In [1]:
import pandas as pd
import re

df = pd.read_csv('raw_data.csv', delimiter=';')

In [2]:
df

Unnamed: 0,Name,Full Price,Current Price,Quantity,Category,Subcategory
0,Giovanni Rana Gnocchetti freschi di patate,240,111,500 g,Pasta e Riso,Gnocchi
1,GNOCCHI DI PATATE CON ZUCCA,192,048,400 g,Pasta e Riso,Gnocchi
2,Gnocchi di Patate,279,119,500 g,Pasta e Riso,Gnocchi
3,Gnocchetti Di Patate Freschi,100,089,500 g,Pasta e Riso,Gnocchi
4,GNOCCHI CASALINGHI,199,037,500 g,Pasta e Riso,Gnocchi
...,...,...,...,...,...,...
8403,Ultima Cat Appetito Difficile Trota,,204,340 g,Amici Animali,Snack per gatti
8404,"Ultima, gatto Adult sterilizzato alimento con ...",,759,"1,5 kg",Amici Animali,Snack per gatti
8405,"Purina, gatto Felix Le Ghiottonerie le varietà...",,508,1000 g,Amici Animali,Snack per gatti
8406,"Sheba - Pate' Classic, Con Salmone",,062,85 g,Amici Animali,Snack per gatti


Turning all values to lowercase. Useful to standardize the data and reduce the possibility of errors due to different text formatting.

In [3]:
df['Quantity'] = df['Quantity'].str.lower()
df['Name'] = df['Name'].str.lower()
df['Category'] = df['Category'].str.lower()
df['Subcategory'] = df['Subcategory'].str.lower()

Creating a new column to separate units of measure and the respective value.

In [4]:
df['Units of Measurement'] = df['Quantity'].str.split(' ', n=1).str[1]
df['Quantity'] = df['Quantity'].str.split().str[0]

Convert the values in the 'Full Price' and 'Current Price' columns from strings with the decimal separator ',' to floating-point (float) numbers using the dot as the decimal separator.

In [5]:
df['Full Price'] = df['Full Price'].str.replace(',', '.').astype(float)
df['Current Price'] = df['Current Price'].str.replace(',', '.').astype(float)

Convert 'Quantity' values to int where possible, otherwise will return Na to indicate that the data is missing.

In [6]:
def string_to_int(row):
    try:
        return int(row)
    except ValueError:
        return pd.NA

df['Quantity'] = df['Quantity'].map(string_to_int)

For better understanding of the data, the 'Full price' column will contain the full price of the product, as it now contains a value only if the product is discounted. The 'Current Price' column will contain the discounted product value where present, plus a 'Discount (%)' column will be created which will contract the discount percentage.

To do — Say whether each statement agrees with the data-cleaning notebook, answering yes or no and quoting the notebook's deciding words. (a) The CSV file is read with a semicolon as the delimiter. (b) Text values are converted to uppercase to standardize them. (c) Quantity values that cannot be converted to int are set to zero.

Provided data —
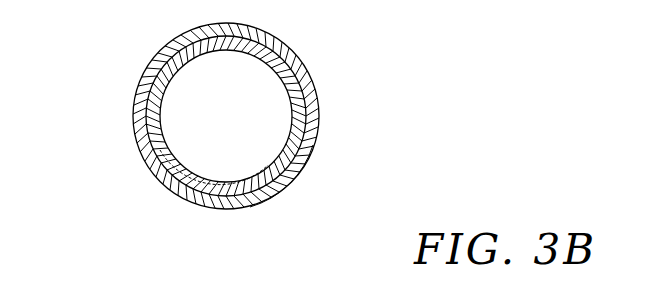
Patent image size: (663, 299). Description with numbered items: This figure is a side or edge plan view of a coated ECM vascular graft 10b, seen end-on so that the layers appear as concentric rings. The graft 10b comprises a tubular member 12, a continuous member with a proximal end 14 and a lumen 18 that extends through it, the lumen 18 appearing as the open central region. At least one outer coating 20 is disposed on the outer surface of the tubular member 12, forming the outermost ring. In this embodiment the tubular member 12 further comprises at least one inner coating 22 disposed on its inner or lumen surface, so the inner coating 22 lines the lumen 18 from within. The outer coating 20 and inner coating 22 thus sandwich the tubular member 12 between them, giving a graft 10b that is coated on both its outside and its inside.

Exercise result —
(a) Yes: "delimiter=';'"
(b) No: "Turning all values to lowercase."
(c) No: "otherwise will return Na to indicate that the data is missing."